---------- Task material ----------
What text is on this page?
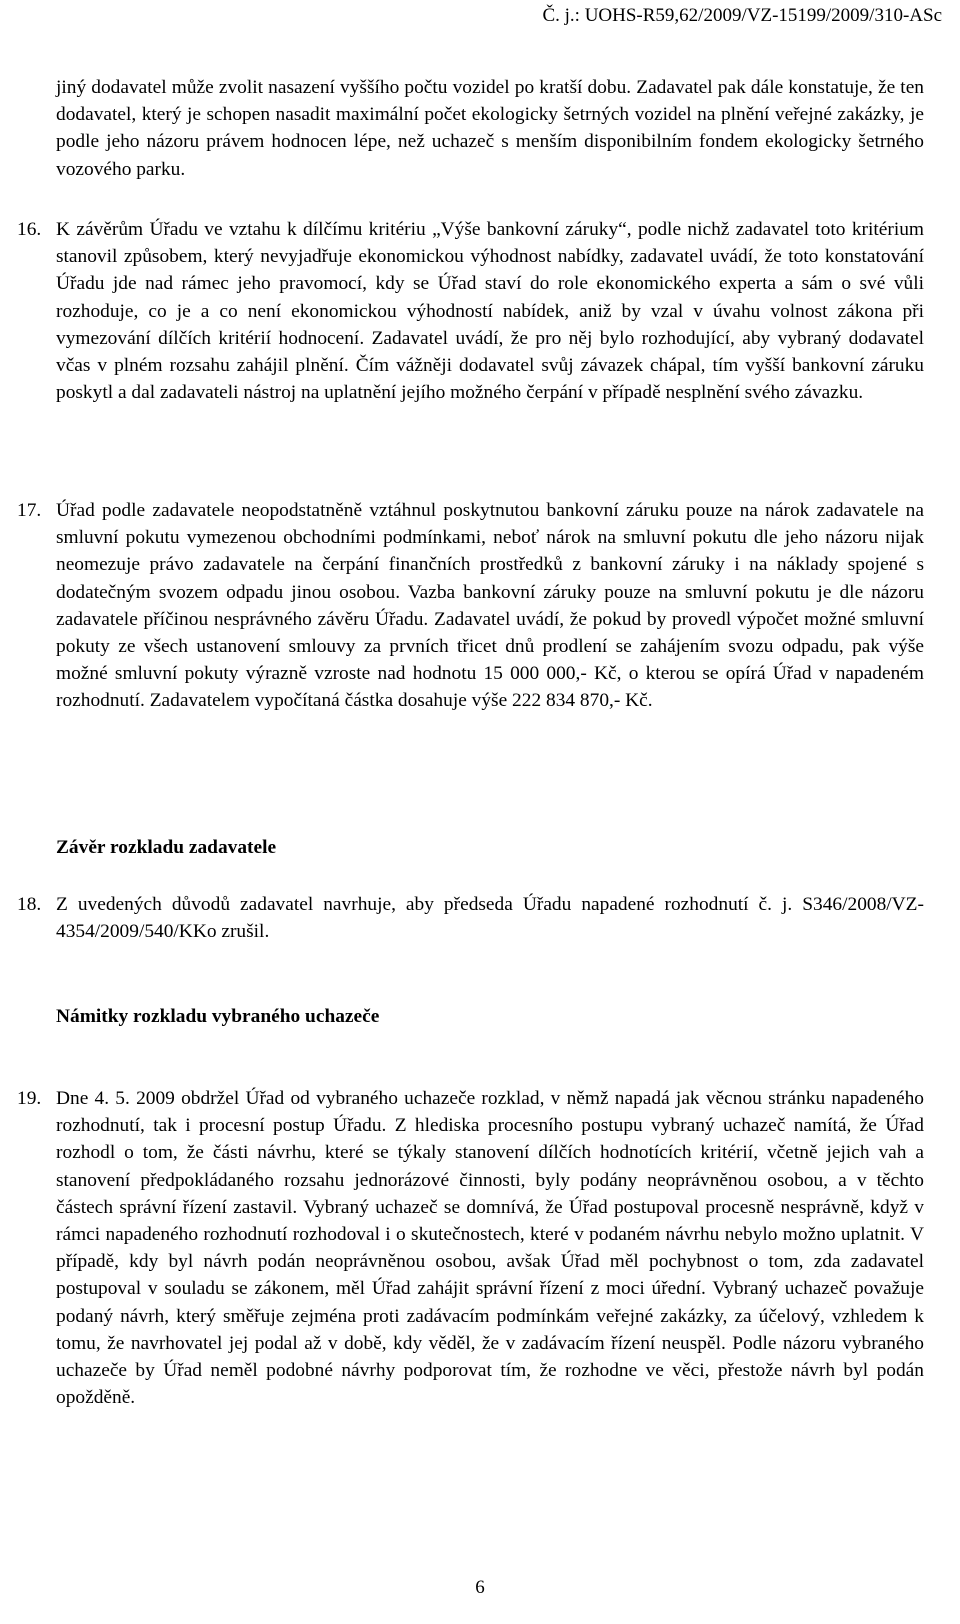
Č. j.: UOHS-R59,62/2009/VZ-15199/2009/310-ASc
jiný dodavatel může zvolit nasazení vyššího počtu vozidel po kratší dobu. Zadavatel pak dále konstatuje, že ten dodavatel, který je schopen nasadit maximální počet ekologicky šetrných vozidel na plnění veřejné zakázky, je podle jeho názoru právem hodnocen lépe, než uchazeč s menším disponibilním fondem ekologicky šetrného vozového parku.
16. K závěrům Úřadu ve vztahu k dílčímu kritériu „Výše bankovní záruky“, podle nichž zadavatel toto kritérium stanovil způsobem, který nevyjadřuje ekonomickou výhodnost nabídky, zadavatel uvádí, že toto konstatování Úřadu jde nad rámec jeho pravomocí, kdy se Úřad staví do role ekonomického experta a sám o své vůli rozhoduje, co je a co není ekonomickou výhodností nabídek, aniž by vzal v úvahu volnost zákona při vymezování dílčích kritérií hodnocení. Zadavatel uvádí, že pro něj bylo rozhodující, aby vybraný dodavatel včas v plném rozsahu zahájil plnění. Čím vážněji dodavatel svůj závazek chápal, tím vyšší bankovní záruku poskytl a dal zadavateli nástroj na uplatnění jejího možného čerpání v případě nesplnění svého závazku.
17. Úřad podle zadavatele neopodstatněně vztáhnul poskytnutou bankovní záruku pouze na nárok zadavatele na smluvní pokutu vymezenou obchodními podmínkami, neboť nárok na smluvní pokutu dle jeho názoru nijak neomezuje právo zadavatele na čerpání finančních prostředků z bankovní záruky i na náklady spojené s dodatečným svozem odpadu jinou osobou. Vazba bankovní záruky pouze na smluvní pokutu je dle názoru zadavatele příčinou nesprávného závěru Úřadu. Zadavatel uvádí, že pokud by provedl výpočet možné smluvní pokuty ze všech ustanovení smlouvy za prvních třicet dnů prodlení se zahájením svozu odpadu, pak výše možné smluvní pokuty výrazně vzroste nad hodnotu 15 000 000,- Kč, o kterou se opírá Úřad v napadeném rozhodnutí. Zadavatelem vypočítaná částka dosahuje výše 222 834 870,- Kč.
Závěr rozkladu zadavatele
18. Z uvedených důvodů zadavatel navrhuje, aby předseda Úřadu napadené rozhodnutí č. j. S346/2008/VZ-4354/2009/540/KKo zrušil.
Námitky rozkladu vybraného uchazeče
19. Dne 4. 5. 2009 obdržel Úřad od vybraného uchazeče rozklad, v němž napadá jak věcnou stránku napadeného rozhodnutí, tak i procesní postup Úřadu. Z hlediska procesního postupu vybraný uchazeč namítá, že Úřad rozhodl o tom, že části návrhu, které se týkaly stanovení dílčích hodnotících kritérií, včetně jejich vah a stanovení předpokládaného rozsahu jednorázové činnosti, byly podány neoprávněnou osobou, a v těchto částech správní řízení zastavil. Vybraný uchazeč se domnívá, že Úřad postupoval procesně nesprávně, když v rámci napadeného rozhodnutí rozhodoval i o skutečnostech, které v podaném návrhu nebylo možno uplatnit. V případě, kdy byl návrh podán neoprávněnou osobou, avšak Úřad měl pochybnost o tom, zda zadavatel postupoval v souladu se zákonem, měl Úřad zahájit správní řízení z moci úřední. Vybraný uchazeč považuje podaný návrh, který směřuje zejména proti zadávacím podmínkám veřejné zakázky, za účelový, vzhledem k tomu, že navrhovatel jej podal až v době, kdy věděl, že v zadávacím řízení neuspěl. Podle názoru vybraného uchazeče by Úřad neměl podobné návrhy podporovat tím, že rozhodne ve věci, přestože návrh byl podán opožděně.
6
----------
Task brief:
Every line in the data above that contains "rozkladu" needs to be copied.

Solution to this exercise:
Závěr rozkladu zadavatele
Námitky rozkladu vybraného uchazeče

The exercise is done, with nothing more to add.